■ Data shown:
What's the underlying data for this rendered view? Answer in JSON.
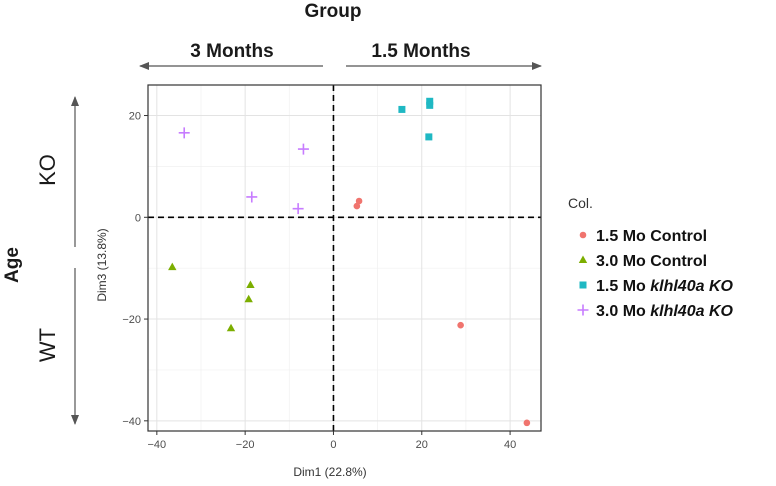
{
  "header": {
    "group_label": "Group",
    "left_label": "3 Months",
    "right_label": "1.5 Months",
    "age_label": "Age",
    "top_side_label": "KO",
    "bottom_side_label": "WT"
  },
  "chart_data": {
    "type": "scatter",
    "title": "",
    "xlabel": "Dim1 (22.8%)",
    "ylabel": "Dim3 (13.8%)",
    "xlim": [
      -42,
      47
    ],
    "ylim": [
      -42,
      26
    ],
    "xticks": [
      -40,
      -20,
      0,
      20,
      40
    ],
    "yticks": [
      -40,
      -20,
      0,
      20
    ],
    "grid": true,
    "reference_lines": [
      {
        "axis": "x",
        "value": 0,
        "style": "dashed"
      },
      {
        "axis": "y",
        "value": 0,
        "style": "dashed"
      }
    ],
    "legend": {
      "title": "Col.",
      "position": "right",
      "entries": [
        {
          "plain": "1.5 Mo Control",
          "italic": ""
        },
        {
          "plain": "3.0 Mo Control",
          "italic": ""
        },
        {
          "plain": "1.5 Mo ",
          "italic": "klhl40a KO"
        },
        {
          "plain": "3.0 Mo ",
          "italic": "klhl40a KO"
        }
      ]
    },
    "series": [
      {
        "name": "1.5 Mo Control",
        "marker": "circle",
        "color": "#F0746E",
        "points": [
          [
            5.8,
            3.2
          ],
          [
            5.3,
            2.2
          ],
          [
            28.8,
            -21.2
          ],
          [
            43.8,
            -40.4
          ]
        ]
      },
      {
        "name": "3.0 Mo Control",
        "marker": "triangle",
        "color": "#7CAE00",
        "points": [
          [
            -36.5,
            -9.8
          ],
          [
            -18.8,
            -13.3
          ],
          [
            -19.2,
            -16.1
          ],
          [
            -23.2,
            -21.8
          ]
        ]
      },
      {
        "name": "1.5 Mo klhl40a KO",
        "marker": "square",
        "color": "#1FB8C3",
        "points": [
          [
            15.5,
            21.2
          ],
          [
            21.8,
            22.8
          ],
          [
            21.8,
            22.0
          ],
          [
            21.6,
            15.8
          ]
        ]
      },
      {
        "name": "3.0 Mo klhl40a KO",
        "marker": "plus",
        "color": "#C77CFF",
        "points": [
          [
            -33.8,
            16.6
          ],
          [
            -6.8,
            13.4
          ],
          [
            -18.5,
            4.0
          ],
          [
            -8.0,
            1.7
          ]
        ]
      }
    ]
  }
}
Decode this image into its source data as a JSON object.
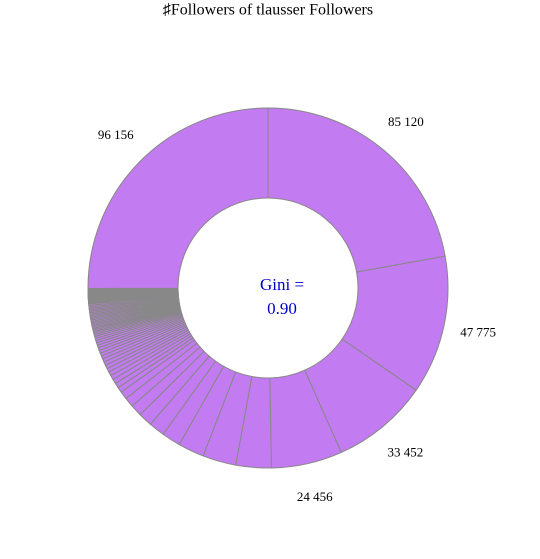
{
  "chart_data": {
    "type": "donut",
    "title": "♯Followers of tlausser Followers",
    "center_text": [
      "Gini =",
      "0.90"
    ],
    "center_color": "#0000cc",
    "color": "#c27bf0",
    "edge_color": "#888888",
    "values": [
      85120,
      47775,
      33452,
      24456,
      12200,
      11500,
      9000,
      6500,
      5500,
      4800,
      4000,
      3300,
      2700,
      1800,
      1700,
      1600,
      1500,
      1400,
      1300,
      1250,
      1200,
      1150,
      1100,
      1050,
      1000,
      950,
      900,
      850,
      800,
      750,
      700,
      650,
      600,
      500,
      500,
      500,
      500,
      500,
      500,
      500,
      500,
      500,
      500,
      500,
      500,
      500,
      500,
      500,
      500,
      500,
      500,
      500,
      500,
      250,
      250,
      250,
      250,
      250,
      250,
      250,
      250,
      250,
      250,
      250,
      250,
      250,
      250,
      250,
      250,
      250,
      250,
      250,
      250,
      250,
      96156
    ],
    "value_labels": [
      "85 120",
      "47 775",
      "33 452",
      "24 456",
      null,
      null,
      null,
      null,
      null,
      null,
      null,
      null,
      null,
      null,
      null,
      null,
      null,
      null,
      null,
      null,
      null,
      null,
      null,
      null,
      null,
      null,
      null,
      null,
      null,
      null,
      null,
      null,
      null,
      null,
      null,
      null,
      null,
      null,
      null,
      null,
      null,
      null,
      null,
      null,
      null,
      null,
      null,
      null,
      null,
      null,
      null,
      null,
      null,
      null,
      null,
      null,
      null,
      null,
      null,
      null,
      null,
      null,
      null,
      null,
      null,
      null,
      null,
      null,
      null,
      null,
      null,
      null,
      null,
      null,
      "96 156"
    ]
  }
}
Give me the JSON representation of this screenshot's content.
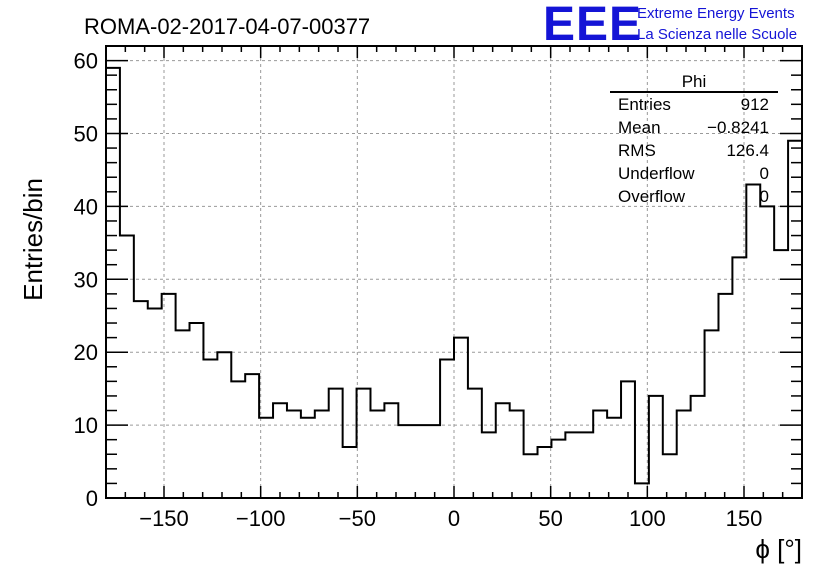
{
  "title": "ROMA-02-2017-04-07-00377",
  "logo": {
    "mark": "EEE",
    "line1": "Extreme Energy Events",
    "line2": "La Scienza nelle Scuole",
    "color": "#1414d6"
  },
  "stats_box": {
    "title": "Phi",
    "rows": [
      {
        "label": "Entries",
        "value": "912"
      },
      {
        "label": "Mean",
        "value": "−0.8241"
      },
      {
        "label": "RMS",
        "value": "126.4"
      },
      {
        "label": "Underflow",
        "value": "0"
      },
      {
        "label": "Overflow",
        "value": "0"
      }
    ]
  },
  "chart_data": {
    "type": "bar",
    "histogram": true,
    "title": "ROMA-02-2017-04-07-00377",
    "xlabel": "ϕ [°]",
    "ylabel": "Entries/bin",
    "xlim": [
      -180,
      180
    ],
    "ylim": [
      0,
      62
    ],
    "bin_width": 7.2,
    "x_ticks": [
      -150,
      -100,
      -50,
      0,
      50,
      100,
      150
    ],
    "x_tick_labels": [
      "−150",
      "−100",
      "−50",
      "0",
      "50",
      "100",
      "150"
    ],
    "y_ticks": [
      0,
      10,
      20,
      30,
      40,
      50,
      60
    ],
    "y_tick_labels": [
      "0",
      "10",
      "20",
      "30",
      "40",
      "50",
      "60"
    ],
    "grid": true,
    "values": [
      59,
      36,
      27,
      26,
      28,
      23,
      24,
      19,
      20,
      16,
      17,
      11,
      13,
      12,
      11,
      12,
      15,
      7,
      15,
      12,
      13,
      10,
      10,
      10,
      19,
      22,
      15,
      9,
      13,
      12,
      6,
      7,
      8,
      9,
      9,
      12,
      11,
      16,
      2,
      14,
      6,
      12,
      14,
      23,
      28,
      33,
      43,
      40,
      34,
      49
    ],
    "line_color": "#000000"
  }
}
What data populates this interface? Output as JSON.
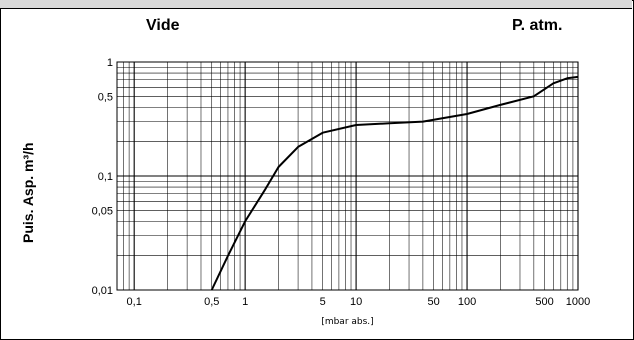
{
  "header": {
    "left_label": "Vide",
    "right_label": "P. atm."
  },
  "chart_data": {
    "type": "line",
    "title": "",
    "xlabel": "[mbar abs.]",
    "ylabel": "Puis. Asp. m³/h",
    "x_scale": "log",
    "y_scale": "log",
    "xlim": [
      0.07,
      1000
    ],
    "ylim": [
      0.01,
      1
    ],
    "grid": true,
    "x_ticks": [
      {
        "v": 0.1,
        "label": "0,1"
      },
      {
        "v": 0.5,
        "label": "0,5"
      },
      {
        "v": 1,
        "label": "1"
      },
      {
        "v": 5,
        "label": "5"
      },
      {
        "v": 10,
        "label": "10"
      },
      {
        "v": 50,
        "label": "50"
      },
      {
        "v": 100,
        "label": "100"
      },
      {
        "v": 500,
        "label": "500"
      },
      {
        "v": 1000,
        "label": "1000"
      }
    ],
    "y_ticks": [
      {
        "v": 0.01,
        "label": "0,01"
      },
      {
        "v": 0.05,
        "label": "0,05"
      },
      {
        "v": 0.1,
        "label": "0,1"
      },
      {
        "v": 0.5,
        "label": "0,5"
      },
      {
        "v": 1,
        "label": "1"
      }
    ],
    "series": [
      {
        "color": "#000000",
        "x": [
          0.5,
          0.7,
          1,
          1.5,
          2,
          3,
          5,
          10,
          20,
          40,
          100,
          200,
          400,
          600,
          800,
          1000
        ],
        "y": [
          0.01,
          0.02,
          0.04,
          0.075,
          0.12,
          0.18,
          0.24,
          0.28,
          0.29,
          0.3,
          0.35,
          0.42,
          0.5,
          0.65,
          0.72,
          0.74
        ]
      }
    ]
  }
}
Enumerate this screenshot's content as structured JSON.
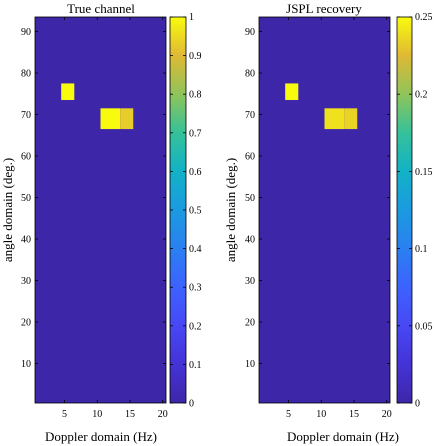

■ Your objective:
Extract, word for word, every line from the one containing "What data populates" to the end of the data above, both ends included, and leave out the pictures.

■ Written response:
What data populates this interface? Output as JSON.
{
  "header": {
    "left_label": "Vide",
    "right_label": "P. atm."
  },
  "chart_data": {
    "type": "line",
    "title": "",
    "xlabel": "[mbar abs.]",
    "ylabel": "Puis. Asp. m³/h",
    "x_scale": "log",
    "y_scale": "log",
    "xlim": [
      0.07,
      1000
    ],
    "ylim": [
      0.01,
      1
    ],
    "grid": true,
    "x_ticks": [
      {
        "v": 0.1,
        "label": "0,1"
      },
      {
        "v": 0.5,
        "label": "0,5"
      },
      {
        "v": 1,
        "label": "1"
      },
      {
        "v": 5,
        "label": "5"
      },
      {
        "v": 10,
        "label": "10"
      },
      {
        "v": 50,
        "label": "50"
      },
      {
        "v": 100,
        "label": "100"
      },
      {
        "v": 500,
        "label": "500"
      },
      {
        "v": 1000,
        "label": "1000"
      }
    ],
    "y_ticks": [
      {
        "v": 0.01,
        "label": "0,01"
      },
      {
        "v": 0.05,
        "label": "0,05"
      },
      {
        "v": 0.1,
        "label": "0,1"
      },
      {
        "v": 0.5,
        "label": "0,5"
      },
      {
        "v": 1,
        "label": "1"
      }
    ],
    "series": [
      {
        "color": "#000000",
        "x": [
          0.5,
          0.7,
          1,
          1.5,
          2,
          3,
          5,
          10,
          20,
          40,
          100,
          200,
          400,
          600,
          800,
          1000
        ],
        "y": [
          0.01,
          0.02,
          0.04,
          0.075,
          0.12,
          0.18,
          0.24,
          0.28,
          0.29,
          0.3,
          0.35,
          0.42,
          0.5,
          0.65,
          0.72,
          0.74
        ]
      }
    ]
  }
}
Enumerate this screenshot's content as structured JSON.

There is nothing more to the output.